start DATA TO PROCESS
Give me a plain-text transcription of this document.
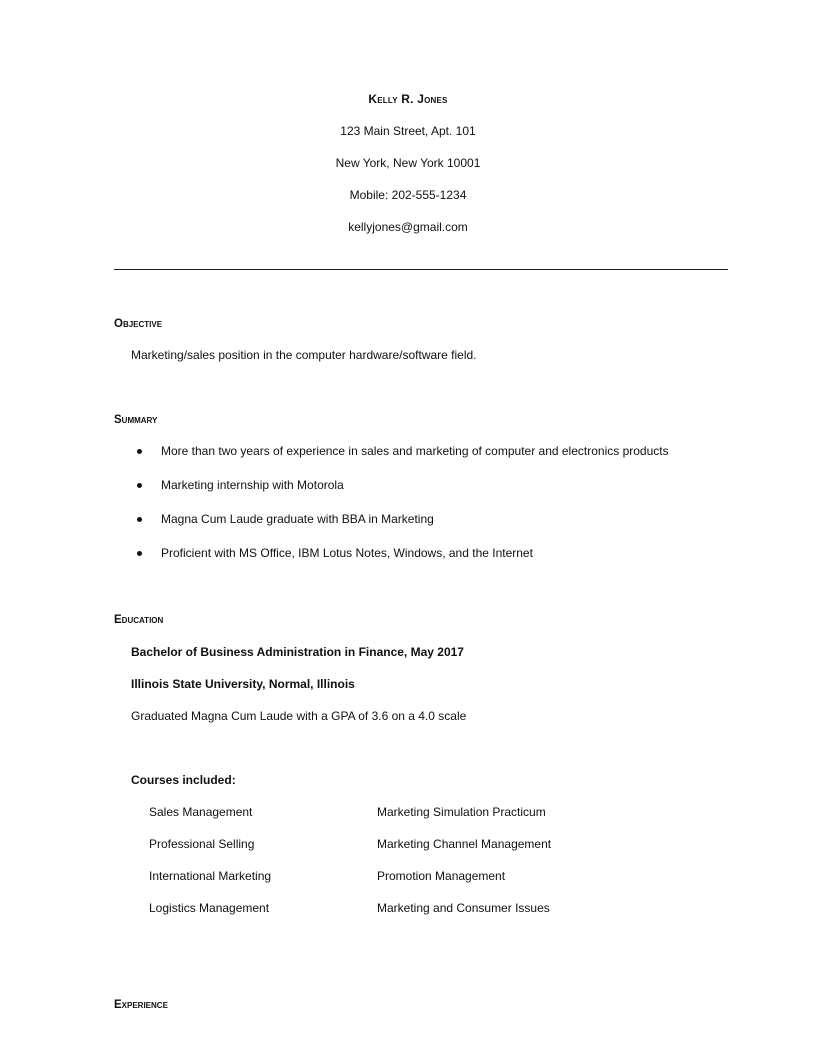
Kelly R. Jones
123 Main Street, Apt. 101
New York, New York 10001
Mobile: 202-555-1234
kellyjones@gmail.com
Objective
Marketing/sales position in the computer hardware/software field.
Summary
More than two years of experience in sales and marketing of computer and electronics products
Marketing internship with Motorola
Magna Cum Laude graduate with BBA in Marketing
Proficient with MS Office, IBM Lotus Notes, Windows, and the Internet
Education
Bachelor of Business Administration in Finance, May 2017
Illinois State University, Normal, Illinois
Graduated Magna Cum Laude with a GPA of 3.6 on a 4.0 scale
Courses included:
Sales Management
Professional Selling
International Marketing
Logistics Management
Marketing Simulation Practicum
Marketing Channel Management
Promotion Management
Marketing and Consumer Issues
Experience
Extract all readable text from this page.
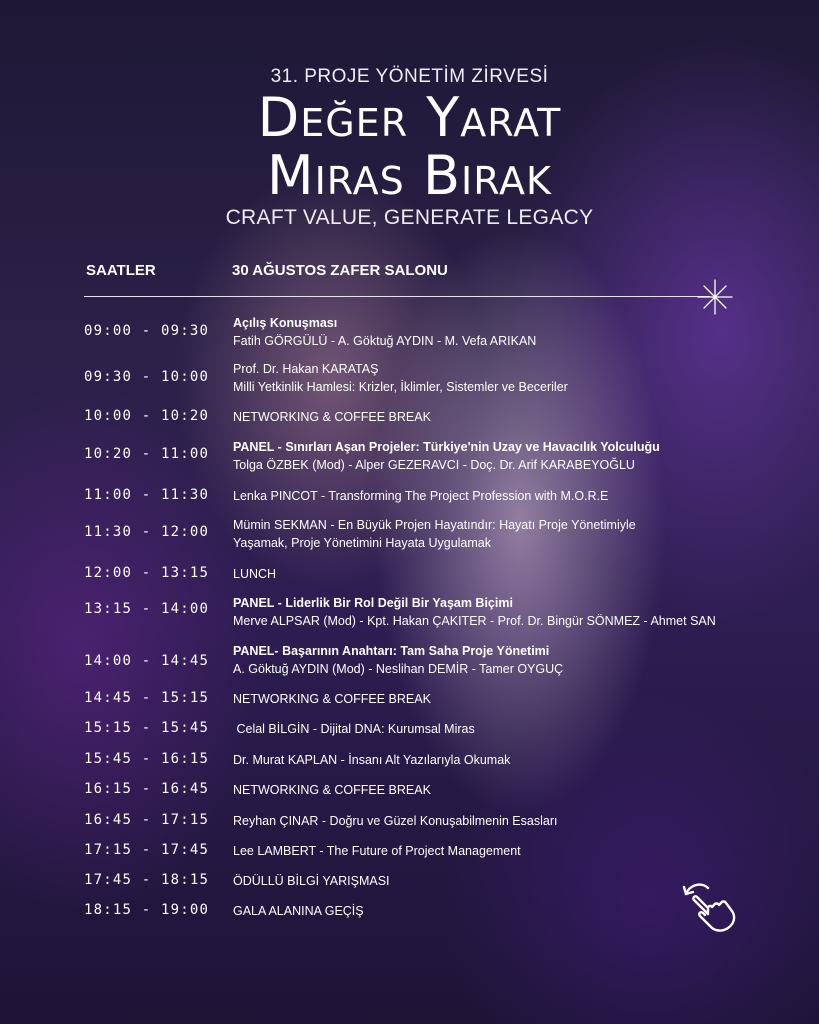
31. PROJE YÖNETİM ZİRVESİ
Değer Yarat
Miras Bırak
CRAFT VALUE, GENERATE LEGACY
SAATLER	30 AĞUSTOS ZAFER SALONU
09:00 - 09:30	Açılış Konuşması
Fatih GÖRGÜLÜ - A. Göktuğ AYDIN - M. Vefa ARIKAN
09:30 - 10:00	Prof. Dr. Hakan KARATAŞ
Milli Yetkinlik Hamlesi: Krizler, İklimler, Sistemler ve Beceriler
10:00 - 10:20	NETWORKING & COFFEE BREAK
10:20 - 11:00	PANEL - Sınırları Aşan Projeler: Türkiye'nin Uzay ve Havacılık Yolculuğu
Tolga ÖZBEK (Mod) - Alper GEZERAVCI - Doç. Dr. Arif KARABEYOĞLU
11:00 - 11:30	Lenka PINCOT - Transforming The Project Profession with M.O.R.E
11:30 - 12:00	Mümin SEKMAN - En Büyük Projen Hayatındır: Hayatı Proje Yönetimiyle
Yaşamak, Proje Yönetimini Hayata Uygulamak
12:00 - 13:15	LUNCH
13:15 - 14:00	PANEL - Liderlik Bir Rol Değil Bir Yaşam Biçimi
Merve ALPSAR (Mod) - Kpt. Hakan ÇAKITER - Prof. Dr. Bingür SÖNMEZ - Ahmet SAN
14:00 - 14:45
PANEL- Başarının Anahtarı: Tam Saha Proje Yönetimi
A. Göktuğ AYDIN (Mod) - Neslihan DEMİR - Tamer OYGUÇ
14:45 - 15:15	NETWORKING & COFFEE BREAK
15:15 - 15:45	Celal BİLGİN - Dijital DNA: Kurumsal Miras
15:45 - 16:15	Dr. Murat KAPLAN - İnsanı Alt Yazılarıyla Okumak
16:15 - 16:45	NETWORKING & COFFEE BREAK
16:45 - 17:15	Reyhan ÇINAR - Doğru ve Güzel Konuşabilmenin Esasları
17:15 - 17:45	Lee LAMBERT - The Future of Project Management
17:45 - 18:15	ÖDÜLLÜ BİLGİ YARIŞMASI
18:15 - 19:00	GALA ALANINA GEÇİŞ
end DATA TO PROCESS
■ TASK OBJECTIVE
Output, exactly, all the records above; include no pictures.

■ FINISHED TASK
Give me a plain-text transcription of this document.
Kelly R. Jones
123 Main Street, Apt. 101
New York, New York 10001
Mobile: 202-555-1234
kellyjones@gmail.com
Objective
Marketing/sales position in the computer hardware/software field.
Summary
More than two years of experience in sales and marketing of computer and electronics products
Marketing internship with Motorola
Magna Cum Laude graduate with BBA in Marketing
Proficient with MS Office, IBM Lotus Notes, Windows, and the Internet
Education
Bachelor of Business Administration in Finance, May 2017
Illinois State University, Normal, Illinois
Graduated Magna Cum Laude with a GPA of 3.6 on a 4.0 scale
Courses included:
Sales Management
Professional Selling
International Marketing
Logistics Management
Marketing Simulation Practicum
Marketing Channel Management
Promotion Management
Marketing and Consumer Issues
Experience
Extract all readable text from this page.
31. PROJE YÖNETİM ZİRVESİ
Değer Yarat
Miras Bırak
CRAFT VALUE, GENERATE LEGACY
SAATLER	30 AĞUSTOS ZAFER SALONU
09:00 - 09:30	Açılış Konuşması
Fatih GÖRGÜLÜ - A. Göktuğ AYDIN - M. Vefa ARIKAN
09:30 - 10:00	Prof. Dr. Hakan KARATAŞ
Milli Yetkinlik Hamlesi: Krizler, İklimler, Sistemler ve Beceriler
10:00 - 10:20	NETWORKING & COFFEE BREAK
10:20 - 11:00	PANEL - Sınırları Aşan Projeler: Türkiye'nin Uzay ve Havacılık Yolculuğu
Tolga ÖZBEK (Mod) - Alper GEZERAVCI - Doç. Dr. Arif KARABEYOĞLU
11:00 - 11:30	Lenka PINCOT - Transforming The Project Profession with M.O.R.E
11:30 - 12:00	Mümin SEKMAN - En Büyük Projen Hayatındır: Hayatı Proje Yönetimiyle
Yaşamak, Proje Yönetimini Hayata Uygulamak
12:00 - 13:15	LUNCH
13:15 - 14:00	PANEL - Liderlik Bir Rol Değil Bir Yaşam Biçimi
Merve ALPSAR (Mod) - Kpt. Hakan ÇAKITER - Prof. Dr. Bingür SÖNMEZ - Ahmet SAN
14:00 - 14:45
PANEL- Başarının Anahtarı: Tam Saha Proje Yönetimi
A. Göktuğ AYDIN (Mod) - Neslihan DEMİR - Tamer OYGUÇ
14:45 - 15:15	NETWORKING & COFFEE BREAK
15:15 - 15:45	Celal BİLGİN - Dijital DNA: Kurumsal Miras
15:45 - 16:15	Dr. Murat KAPLAN - İnsanı Alt Yazılarıyla Okumak
16:15 - 16:45	NETWORKING & COFFEE BREAK
16:45 - 17:15	Reyhan ÇINAR - Doğru ve Güzel Konuşabilmenin Esasları
17:15 - 17:45	Lee LAMBERT - The Future of Project Management
17:45 - 18:15	ÖDÜLLÜ BİLGİ YARIŞMASI
18:15 - 19:00	GALA ALANINA GEÇİŞ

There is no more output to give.